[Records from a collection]

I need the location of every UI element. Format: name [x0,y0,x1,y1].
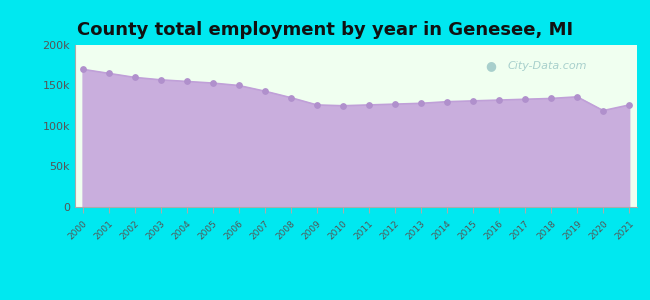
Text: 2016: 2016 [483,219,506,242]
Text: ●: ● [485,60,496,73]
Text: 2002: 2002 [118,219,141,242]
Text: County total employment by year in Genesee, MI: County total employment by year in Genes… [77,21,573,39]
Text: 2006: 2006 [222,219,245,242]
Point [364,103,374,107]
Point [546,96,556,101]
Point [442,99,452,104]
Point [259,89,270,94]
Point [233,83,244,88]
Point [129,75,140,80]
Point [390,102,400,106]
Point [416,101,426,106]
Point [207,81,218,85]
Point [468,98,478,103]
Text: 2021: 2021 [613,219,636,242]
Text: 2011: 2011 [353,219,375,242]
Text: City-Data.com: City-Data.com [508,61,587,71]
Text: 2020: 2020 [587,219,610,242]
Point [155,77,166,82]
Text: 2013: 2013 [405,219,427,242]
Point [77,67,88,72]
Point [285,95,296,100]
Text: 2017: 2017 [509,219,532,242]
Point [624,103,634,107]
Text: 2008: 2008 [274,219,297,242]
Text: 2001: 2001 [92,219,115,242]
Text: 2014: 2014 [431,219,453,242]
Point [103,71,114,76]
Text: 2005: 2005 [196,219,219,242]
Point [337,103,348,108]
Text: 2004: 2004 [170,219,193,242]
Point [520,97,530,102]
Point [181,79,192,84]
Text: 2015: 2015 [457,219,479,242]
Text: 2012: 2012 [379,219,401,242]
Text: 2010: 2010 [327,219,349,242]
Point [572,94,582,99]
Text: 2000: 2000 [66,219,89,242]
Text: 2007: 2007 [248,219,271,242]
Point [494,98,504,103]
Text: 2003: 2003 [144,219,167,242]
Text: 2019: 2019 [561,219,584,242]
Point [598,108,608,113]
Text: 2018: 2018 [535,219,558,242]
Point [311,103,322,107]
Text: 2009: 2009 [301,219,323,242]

--

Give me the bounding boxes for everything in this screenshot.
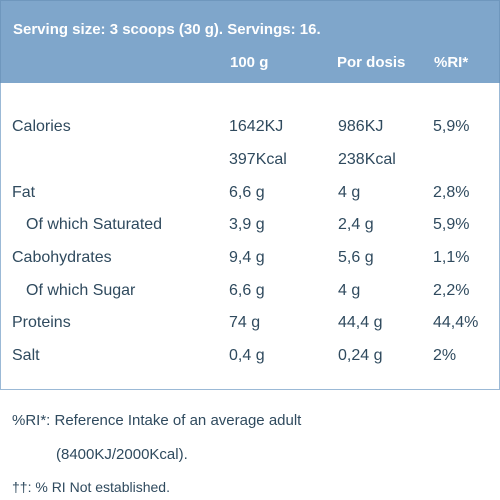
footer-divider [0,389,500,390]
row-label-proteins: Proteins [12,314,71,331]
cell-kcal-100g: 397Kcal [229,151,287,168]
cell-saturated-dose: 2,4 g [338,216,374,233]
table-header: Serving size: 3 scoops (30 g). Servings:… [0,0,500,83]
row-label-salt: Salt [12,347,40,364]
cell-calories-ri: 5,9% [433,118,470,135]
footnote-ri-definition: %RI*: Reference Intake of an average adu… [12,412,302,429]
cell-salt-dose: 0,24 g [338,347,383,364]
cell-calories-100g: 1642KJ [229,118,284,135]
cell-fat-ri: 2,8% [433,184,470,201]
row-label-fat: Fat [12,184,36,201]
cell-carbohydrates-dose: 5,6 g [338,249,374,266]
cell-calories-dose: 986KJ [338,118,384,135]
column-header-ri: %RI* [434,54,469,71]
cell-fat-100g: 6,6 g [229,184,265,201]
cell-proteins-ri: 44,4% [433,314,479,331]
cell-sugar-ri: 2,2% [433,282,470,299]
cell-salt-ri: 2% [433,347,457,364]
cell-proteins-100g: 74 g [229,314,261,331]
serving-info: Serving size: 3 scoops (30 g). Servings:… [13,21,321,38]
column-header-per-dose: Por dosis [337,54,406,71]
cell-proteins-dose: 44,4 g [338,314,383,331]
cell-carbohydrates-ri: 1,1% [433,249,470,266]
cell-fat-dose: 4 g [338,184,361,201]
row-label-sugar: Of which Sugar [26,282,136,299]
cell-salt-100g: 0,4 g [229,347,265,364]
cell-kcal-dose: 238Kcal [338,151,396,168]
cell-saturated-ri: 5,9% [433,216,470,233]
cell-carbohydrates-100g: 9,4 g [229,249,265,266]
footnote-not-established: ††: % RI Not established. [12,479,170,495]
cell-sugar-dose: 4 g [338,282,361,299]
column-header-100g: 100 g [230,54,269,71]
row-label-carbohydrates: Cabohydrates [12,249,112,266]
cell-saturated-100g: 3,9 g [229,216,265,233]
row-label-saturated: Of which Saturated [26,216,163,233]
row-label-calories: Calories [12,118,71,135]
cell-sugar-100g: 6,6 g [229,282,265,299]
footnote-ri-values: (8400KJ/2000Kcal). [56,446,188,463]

What is expected: What lines of the data include the word "saturated"? Copy each of them.

Exercise result:
cell-saturated-dose: 2,4 g [338,216,374,233]
cell-saturated-ri: 5,9% [433,216,470,233]
cell-saturated-100g: 3,9 g [229,216,265,233]
row-label-saturated: Of which Saturated [26,216,163,233]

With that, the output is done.